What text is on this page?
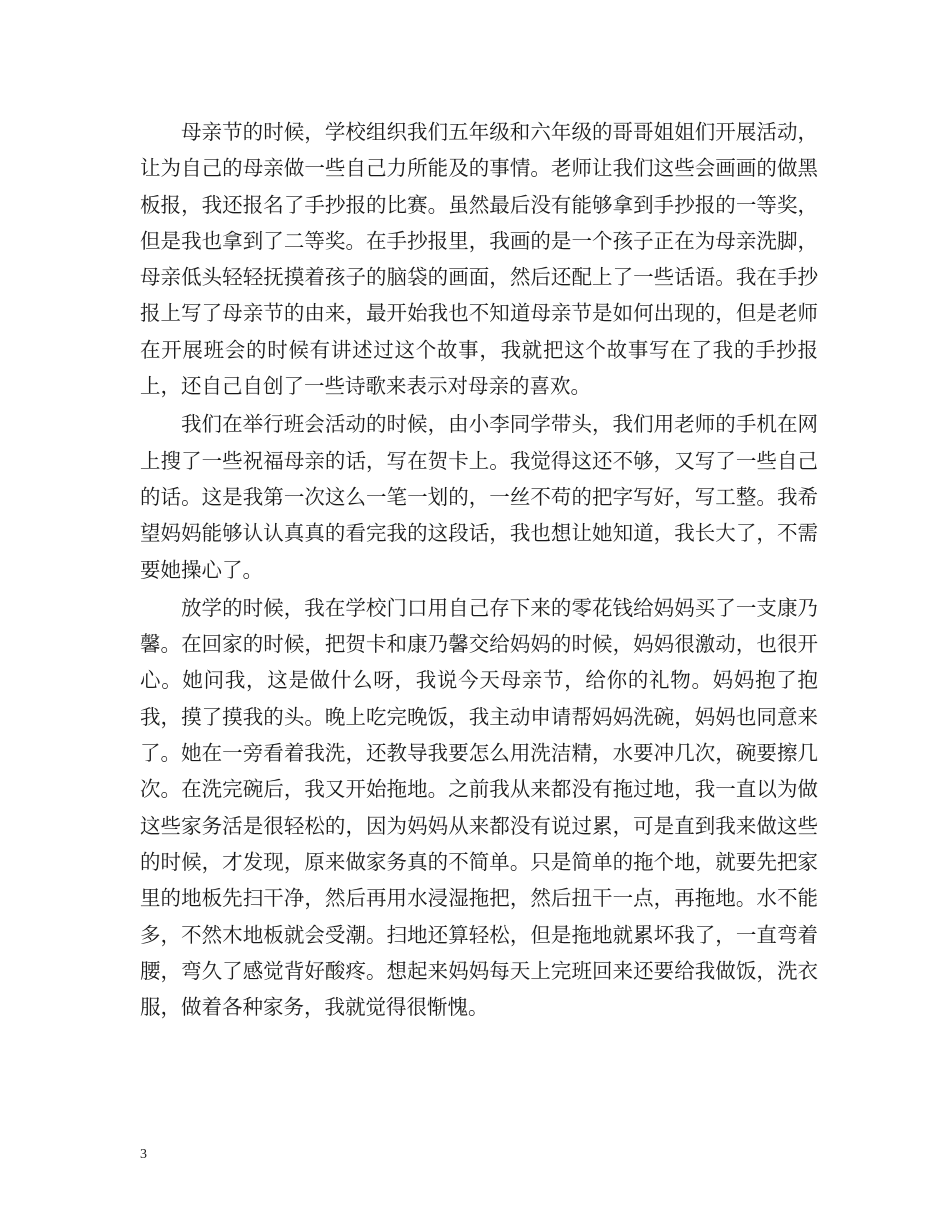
母亲节的时候，学校组织我们五年级和六年级的哥哥姐姐们开展活动，让为自己的母亲做一些自己力所能及的事情。老师让我们这些会画画的做黑板报，我还报名了手抄报的比赛。虽然最后没有能够拿到手抄报的一等奖，但是我也拿到了二等奖。在手抄报里，我画的是一个孩子正在为母亲洗脚，母亲低头轻轻抚摸着孩子的脑袋的画面，然后还配上了一些话语。我在手抄报上写了母亲节的由来，最开始我也不知道母亲节是如何出现的，但是老师在开展班会的时候有讲述过这个故事，我就把这个故事写在了我的手抄报上，还自己自创了一些诗歌来表示对母亲的喜欢。

我们在举行班会活动的时候，由小李同学带头，我们用老师的手机在网上搜了一些祝福母亲的话，写在贺卡上。我觉得这还不够，又写了一些自己的话。这是我第一次这么一笔一划的，一丝不苟的把字写好，写工整。我希望妈妈能够认认真真的看完我的这段话，我也想让她知道，我长大了，不需要她操心了。

放学的时候，我在学校门口用自己存下来的零花钱给妈妈买了一支康乃馨。在回家的时候，把贺卡和康乃馨交给妈妈的时候，妈妈很激动，也很开心。她问我，这是做什么呀，我说今天母亲节，给你的礼物。妈妈抱了抱我，摸了摸我的头。晚上吃完晚饭，我主动申请帮妈妈洗碗，妈妈也同意来了。她在一旁看着我洗，还教导我要怎么用洗洁精，水要冲几次，碗要擦几次。在洗完碗后，我又开始拖地。之前我从来都没有拖过地，我一直以为做这些家务活是很轻松的，因为妈妈从来都没有说过累，可是直到我来做这些的时候，才发现，原来做家务真的不简单。只是简单的拖个地，就要先把家里的地板先扫干净，然后再用水浸湿拖把，然后扭干一点，再拖地。水不能多，不然木地板就会受潮。扫地还算轻松，但是拖地就累坏我了，一直弯着腰，弯久了感觉背好酸疼。想起来妈妈每天上完班回来还要给我做饭，洗衣服，做着各种家务，我就觉得很惭愧。

3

┄┄┄┄┄┄┄┄┄┄

What you have to do:
Pictures are to be left out; repeat all the remaining data exactly.

Problem solution:
What text is on this page?
母亲节的时候，学校组织我们五年级和六年级的哥哥姐姐们开展活动，让为自己的母亲做一些自己力所能及的事情。老师让我们这些会画画的做黑板报，我还报名了手抄报的比赛。虽然最后没有能够拿到手抄报的一等奖，但是我也拿到了二等奖。在手抄报里，我画的是一个孩子正在为母亲洗脚，母亲低头轻轻抚摸着孩子的脑袋的画面，然后还配上了一些话语。我在手抄报上写了母亲节的由来，最开始我也不知道母亲节是如何出现的，但是老师在开展班会的时候有讲述过这个故事，我就把这个故事写在了我的手抄报上，还自己自创了一些诗歌来表示对母亲的喜欢。

我们在举行班会活动的时候，由小李同学带头，我们用老师的手机在网上搜了一些祝福母亲的话，写在贺卡上。我觉得这还不够，又写了一些自己的话。这是我第一次这么一笔一划的，一丝不苟的把字写好，写工整。我希望妈妈能够认认真真的看完我的这段话，我也想让她知道，我长大了，不需要她操心了。

放学的时候，我在学校门口用自己存下来的零花钱给妈妈买了一支康乃馨。在回家的时候，把贺卡和康乃馨交给妈妈的时候，妈妈很激动，也很开心。她问我，这是做什么呀，我说今天母亲节，给你的礼物。妈妈抱了抱我，摸了摸我的头。晚上吃完晚饭，我主动申请帮妈妈洗碗，妈妈也同意来了。她在一旁看着我洗，还教导我要怎么用洗洁精，水要冲几次，碗要擦几次。在洗完碗后，我又开始拖地。之前我从来都没有拖过地，我一直以为做这些家务活是很轻松的，因为妈妈从来都没有说过累，可是直到我来做这些的时候，才发现，原来做家务真的不简单。只是简单的拖个地，就要先把家里的地板先扫干净，然后再用水浸湿拖把，然后扭干一点，再拖地。水不能多，不然木地板就会受潮。扫地还算轻松，但是拖地就累坏我了，一直弯着腰，弯久了感觉背好酸疼。想起来妈妈每天上完班回来还要给我做饭，洗衣服，做着各种家务，我就觉得很惭愧。

3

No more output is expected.